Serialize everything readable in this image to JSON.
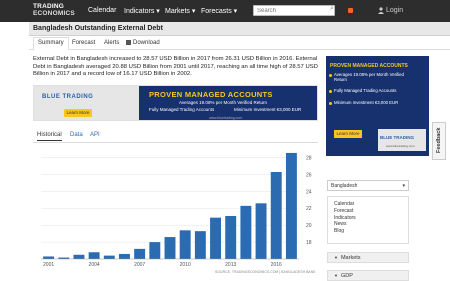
{
  "nav": {
    "logo_line1": "TRADING",
    "logo_line2": "ECONOMICS",
    "items": [
      "Calendar",
      "Indicators",
      "Markets",
      "Forecasts"
    ],
    "search_placeholder": "Search",
    "login": "Login"
  },
  "page": {
    "title": "Bangladesh Outstanding External Debt",
    "tabs": [
      "Summary",
      "Forecast",
      "Alerts",
      "Download"
    ],
    "description": "External Debt in Bangladesh increased to 28.57 USD Billion in 2017 from 26.31 USD Billion in 2016. External Debt in Bangladesh averaged 20.88 USD Billion from 2001 until 2017, reaching an all time high of 28.57 USD Billion in 2017 and a record low of 16.17 USD Billion in 2002."
  },
  "banner": {
    "brand": "BLUE TRADING",
    "headline": "PROVEN MANAGED ACCOUNTS",
    "line1": "Averages 19.08% per Month Verified Return",
    "line2": "Fully Managed Trading Accounts",
    "line3": "Minimum Investment €3,000 EUR",
    "button": "Learn More",
    "url": "www.bluetrading.com"
  },
  "side_ad": {
    "headline": "PROVEN MANAGED ACCOUNTS",
    "item1": "Averages 19.08% per Month Verified Return",
    "item2": "Fully Managed Trading Accounts",
    "item3": "Minimum Investment €3,000 EUR",
    "button": "Learn More",
    "brand": "BLUE TRADING",
    "url": "www.bluetrading.com"
  },
  "chart_tabs": [
    "Historical",
    "Data",
    "API"
  ],
  "feedback": "Feedback",
  "source": "SOURCE: TRADINGECONOMICS.COM | BANGLADESH BANK",
  "sidebar": {
    "country": "Bangladesh",
    "links": [
      "Calendar",
      "Forecast",
      "Indicators",
      "News",
      "Blog"
    ],
    "sections": [
      "Markets",
      "GDP"
    ]
  },
  "colors": {
    "bar": "#2a6bb1",
    "navbar": "#2d2d2d",
    "ad_blue": "#17316e",
    "ad_gold": "#f7c71d"
  },
  "chart_data": {
    "type": "bar",
    "x": [
      2001,
      2002,
      2003,
      2004,
      2005,
      2006,
      2007,
      2008,
      2009,
      2010,
      2011,
      2012,
      2013,
      2014,
      2015,
      2016,
      2017
    ],
    "values": [
      16.3,
      16.17,
      16.5,
      16.8,
      16.4,
      16.6,
      17.2,
      18.0,
      18.6,
      19.4,
      19.3,
      20.9,
      21.1,
      22.3,
      22.6,
      26.31,
      28.57
    ],
    "x_ticks": [
      "2001",
      "2004",
      "2007",
      "2010",
      "2013",
      "2016"
    ],
    "y_ticks": [
      18,
      20,
      22,
      24,
      26,
      28
    ],
    "ylim": [
      16,
      28.8
    ]
  }
}
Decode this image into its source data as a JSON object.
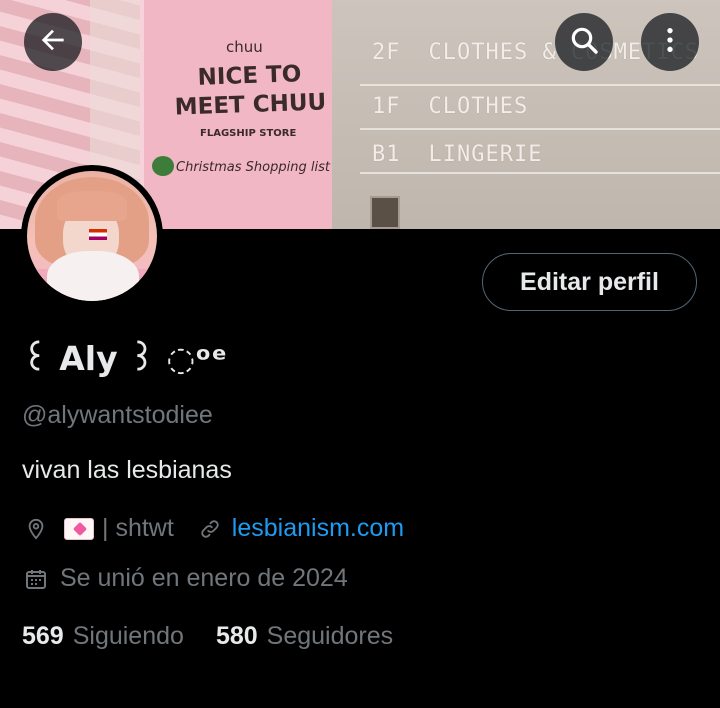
{
  "header": {
    "banner_text": {
      "brand": "chuu",
      "headline_line1": "NICE TO",
      "headline_line2": "MEET CHUU",
      "subtitle": "FLAGSHIP STORE",
      "list": "Christmas Shopping list",
      "floors": [
        {
          "level": "2F",
          "label": "CLOTHES & COSMETICS"
        },
        {
          "level": "1F",
          "label": "CLOTHES"
        },
        {
          "level": "B1",
          "label": "LINGERIE"
        }
      ]
    },
    "icons": {
      "back": "arrow-left-icon",
      "search": "search-icon",
      "more": "more-vertical-icon"
    }
  },
  "profile": {
    "display_name": "꒰ Aly ꒱ ◌ᵒᵉ",
    "handle": "@alywantstodiee",
    "bio": "vivan las lesbianas",
    "location": "| shtwt",
    "website": "lesbianism.com",
    "joined": "Se unió en enero de 2024",
    "edit_button": "Editar perfil",
    "following_count": "569",
    "following_label": "Siguiendo",
    "followers_count": "580",
    "followers_label": "Seguidores"
  },
  "colors": {
    "background": "#000000",
    "text_primary": "#e7e9ea",
    "text_secondary": "#71767b",
    "link": "#1d9bf0",
    "border": "#536471"
  }
}
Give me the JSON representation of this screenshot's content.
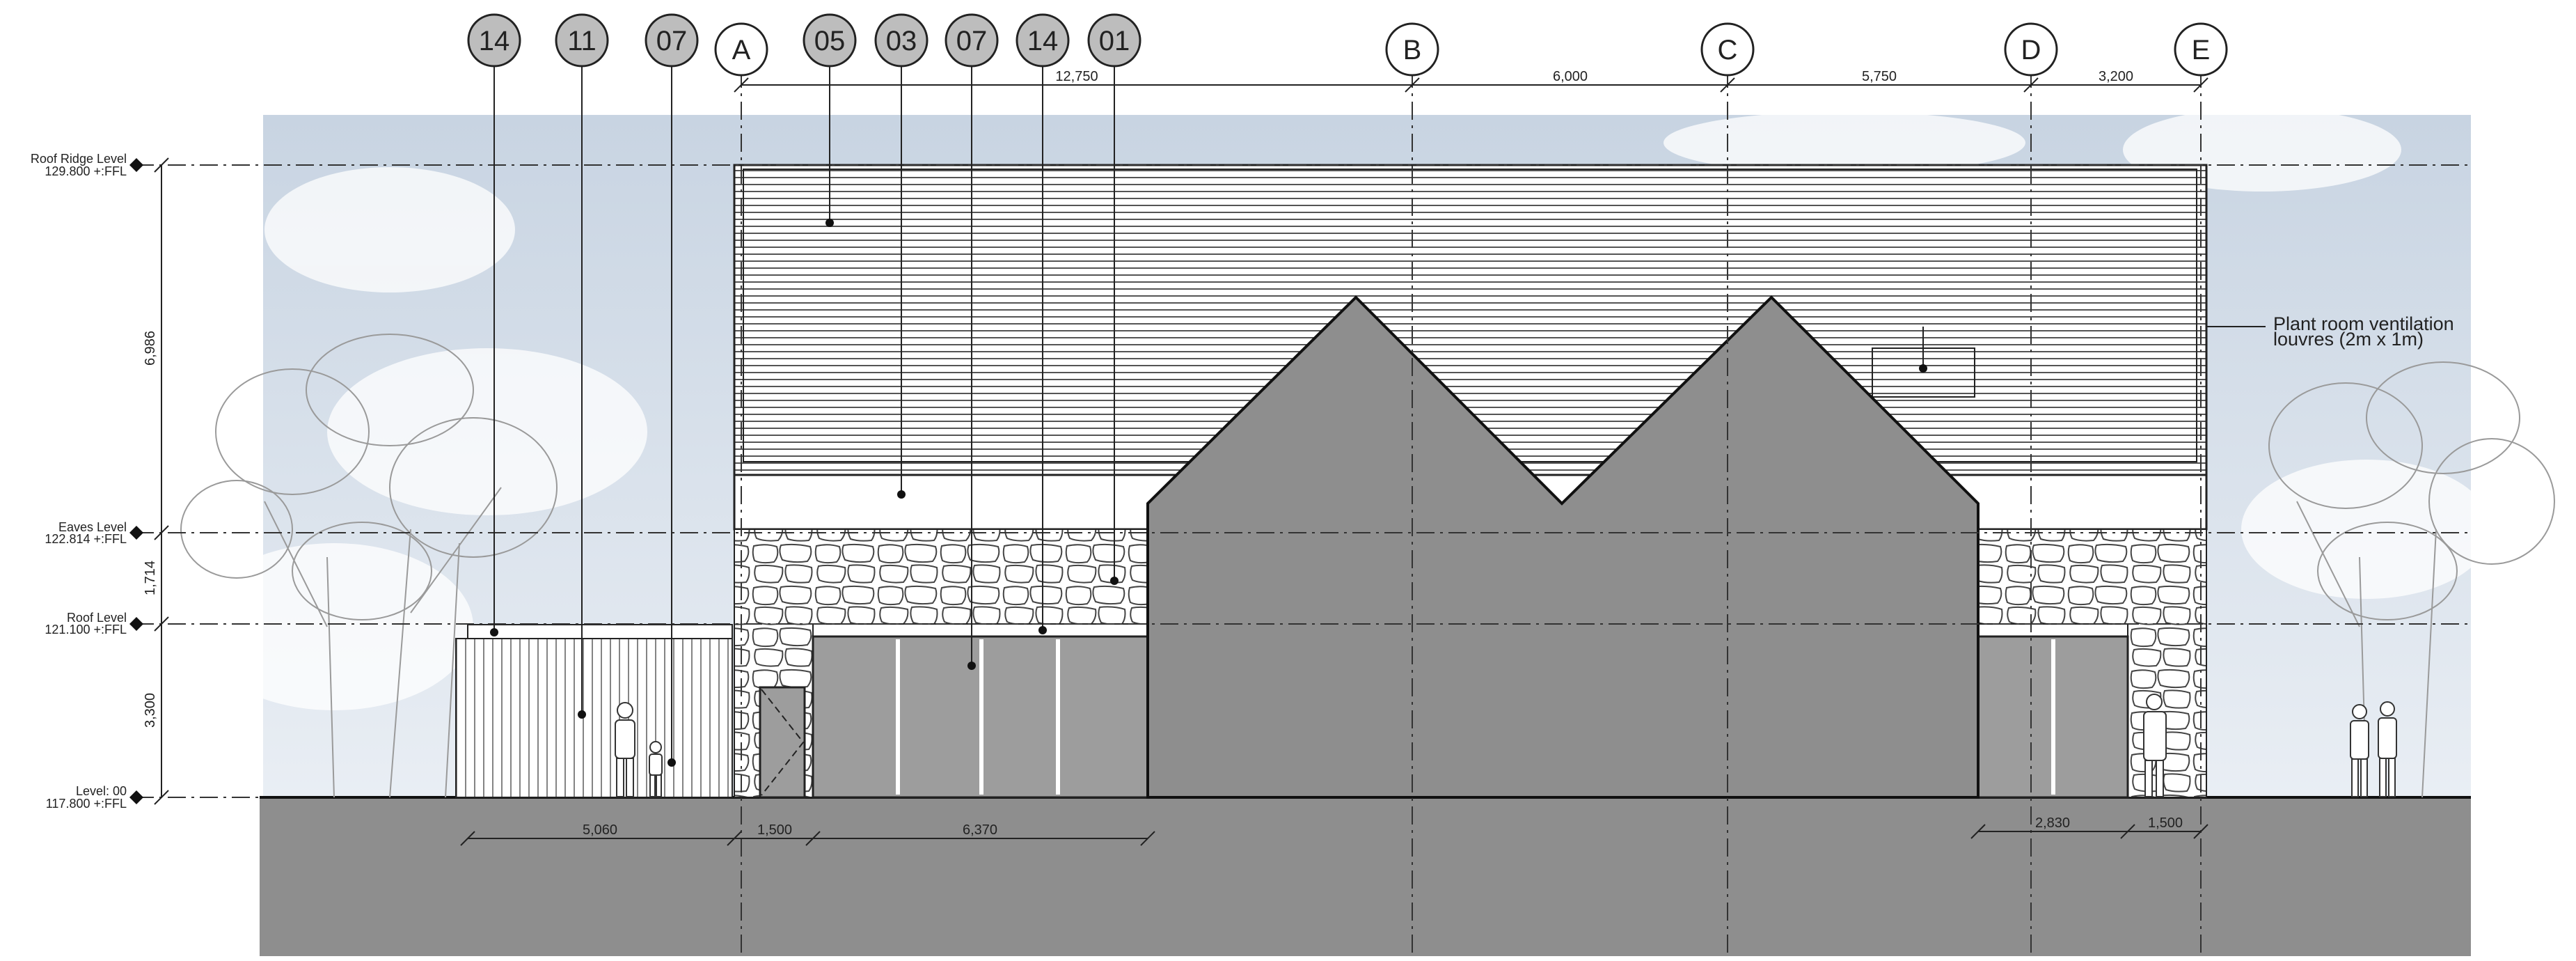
{
  "tags": [
    {
      "label": "14"
    },
    {
      "label": "11"
    },
    {
      "label": "07"
    },
    {
      "label": "05"
    },
    {
      "label": "03"
    },
    {
      "label": "07"
    },
    {
      "label": "14"
    },
    {
      "label": "01"
    }
  ],
  "grid_lines": [
    {
      "label": "A"
    },
    {
      "label": "B"
    },
    {
      "label": "C"
    },
    {
      "label": "D"
    },
    {
      "label": "E"
    }
  ],
  "top_dimensions": [
    "12,750",
    "6,000",
    "5,750",
    "3,200"
  ],
  "bottom_dimensions": [
    "5,060",
    "1,500",
    "6,370",
    "2,830",
    "1,500"
  ],
  "vertical_dimensions": [
    "6,986",
    "1,714",
    "3,300"
  ],
  "levels": [
    {
      "name": "Roof Ridge Level",
      "value": "129.800 +:FFL"
    },
    {
      "name": "Eaves Level",
      "value": "122.814 +:FFL"
    },
    {
      "name": "Roof Level",
      "value": "121.100 +:FFL"
    },
    {
      "name": "Level: 00",
      "value": "117.800 +:FFL"
    }
  ],
  "annotation": {
    "line1": "Plant room ventilation",
    "line2": "louvres (2m x 1m)"
  },
  "colors": {
    "ground": "#8e8e8e",
    "gable": "#8e8e8e",
    "glazing": "#9d9d9d",
    "sky_top": "#c8d4e2",
    "sky_bottom": "#e9eef4",
    "tag_fill": "#bdbdbd",
    "line": "#222222"
  }
}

....

DIRECTIVE: The listing above must be printed again exactly, minus its pictures.

EXPECTED ANSWER:
Serialize everything readable in this image to JSON.
{
  "nav": {
    "logo_line1": "TRADING",
    "logo_line2": "ECONOMICS",
    "items": [
      "Calendar",
      "Indicators",
      "Markets",
      "Forecasts"
    ],
    "search_placeholder": "Search",
    "login": "Login"
  },
  "page": {
    "title": "Bangladesh Outstanding External Debt",
    "tabs": [
      "Summary",
      "Forecast",
      "Alerts",
      "Download"
    ],
    "description": "External Debt in Bangladesh increased to 28.57 USD Billion in 2017 from 26.31 USD Billion in 2016. External Debt in Bangladesh averaged 20.88 USD Billion from 2001 until 2017, reaching an all time high of 28.57 USD Billion in 2017 and a record low of 16.17 USD Billion in 2002."
  },
  "banner": {
    "brand": "BLUE TRADING",
    "headline": "PROVEN MANAGED ACCOUNTS",
    "line1": "Averages 19.08% per Month Verified Return",
    "line2": "Fully Managed Trading Accounts",
    "line3": "Minimum Investment €3,000 EUR",
    "button": "Learn More",
    "url": "www.bluetrading.com"
  },
  "side_ad": {
    "headline": "PROVEN MANAGED ACCOUNTS",
    "item1": "Averages 19.08% per Month Verified Return",
    "item2": "Fully Managed Trading Accounts",
    "item3": "Minimum Investment €3,000 EUR",
    "button": "Learn More",
    "brand": "BLUE TRADING",
    "url": "www.bluetrading.com"
  },
  "chart_tabs": [
    "Historical",
    "Data",
    "API"
  ],
  "feedback": "Feedback",
  "source": "SOURCE: TRADINGECONOMICS.COM | BANGLADESH BANK",
  "sidebar": {
    "country": "Bangladesh",
    "links": [
      "Calendar",
      "Forecast",
      "Indicators",
      "News",
      "Blog"
    ],
    "sections": [
      "Markets",
      "GDP"
    ]
  },
  "colors": {
    "bar": "#2a6bb1",
    "navbar": "#2d2d2d",
    "ad_blue": "#17316e",
    "ad_gold": "#f7c71d"
  },
  "chart_data": {
    "type": "bar",
    "x": [
      2001,
      2002,
      2003,
      2004,
      2005,
      2006,
      2007,
      2008,
      2009,
      2010,
      2011,
      2012,
      2013,
      2014,
      2015,
      2016,
      2017
    ],
    "values": [
      16.3,
      16.17,
      16.5,
      16.8,
      16.4,
      16.6,
      17.2,
      18.0,
      18.6,
      19.4,
      19.3,
      20.9,
      21.1,
      22.3,
      22.6,
      26.31,
      28.57
    ],
    "x_ticks": [
      "2001",
      "2004",
      "2007",
      "2010",
      "2013",
      "2016"
    ],
    "y_ticks": [
      18,
      20,
      22,
      24,
      26,
      28
    ],
    "ylim": [
      16,
      28.8
    ]
  }
}
Decode this image into its source data as a JSON object.
{
  "header": {
    "banner_text": {
      "brand": "chuu",
      "headline_line1": "NICE TO",
      "headline_line2": "MEET CHUU",
      "subtitle": "FLAGSHIP STORE",
      "list": "Christmas Shopping list",
      "floors": [
        {
          "level": "2F",
          "label": "CLOTHES & COSMETICS"
        },
        {
          "level": "1F",
          "label": "CLOTHES"
        },
        {
          "level": "B1",
          "label": "LINGERIE"
        }
      ]
    },
    "icons": {
      "back": "arrow-left-icon",
      "search": "search-icon",
      "more": "more-vertical-icon"
    }
  },
  "profile": {
    "display_name": "꒰ Aly ꒱ ◌ᵒᵉ",
    "handle": "@alywantstodiee",
    "bio": "vivan las lesbianas",
    "location": "| shtwt",
    "website": "lesbianism.com",
    "joined": "Se unió en enero de 2024",
    "edit_button": "Editar perfil",
    "following_count": "569",
    "following_label": "Siguiendo",
    "followers_count": "580",
    "followers_label": "Seguidores"
  },
  "colors": {
    "background": "#000000",
    "text_primary": "#e7e9ea",
    "text_secondary": "#71767b",
    "link": "#1d9bf0",
    "border": "#536471"
  }
}
Give me the JSON representation of this screenshot's content.
{
  "tags": [
    {
      "label": "14"
    },
    {
      "label": "11"
    },
    {
      "label": "07"
    },
    {
      "label": "05"
    },
    {
      "label": "03"
    },
    {
      "label": "07"
    },
    {
      "label": "14"
    },
    {
      "label": "01"
    }
  ],
  "grid_lines": [
    {
      "label": "A"
    },
    {
      "label": "B"
    },
    {
      "label": "C"
    },
    {
      "label": "D"
    },
    {
      "label": "E"
    }
  ],
  "top_dimensions": [
    "12,750",
    "6,000",
    "5,750",
    "3,200"
  ],
  "bottom_dimensions": [
    "5,060",
    "1,500",
    "6,370",
    "2,830",
    "1,500"
  ],
  "vertical_dimensions": [
    "6,986",
    "1,714",
    "3,300"
  ],
  "levels": [
    {
      "name": "Roof Ridge Level",
      "value": "129.800 +:FFL"
    },
    {
      "name": "Eaves Level",
      "value": "122.814 +:FFL"
    },
    {
      "name": "Roof Level",
      "value": "121.100 +:FFL"
    },
    {
      "name": "Level: 00",
      "value": "117.800 +:FFL"
    }
  ],
  "annotation": {
    "line1": "Plant room ventilation",
    "line2": "louvres (2m x 1m)"
  },
  "colors": {
    "ground": "#8e8e8e",
    "gable": "#8e8e8e",
    "glazing": "#9d9d9d",
    "sky_top": "#c8d4e2",
    "sky_bottom": "#e9eef4",
    "tag_fill": "#bdbdbd",
    "line": "#222222"
  }
}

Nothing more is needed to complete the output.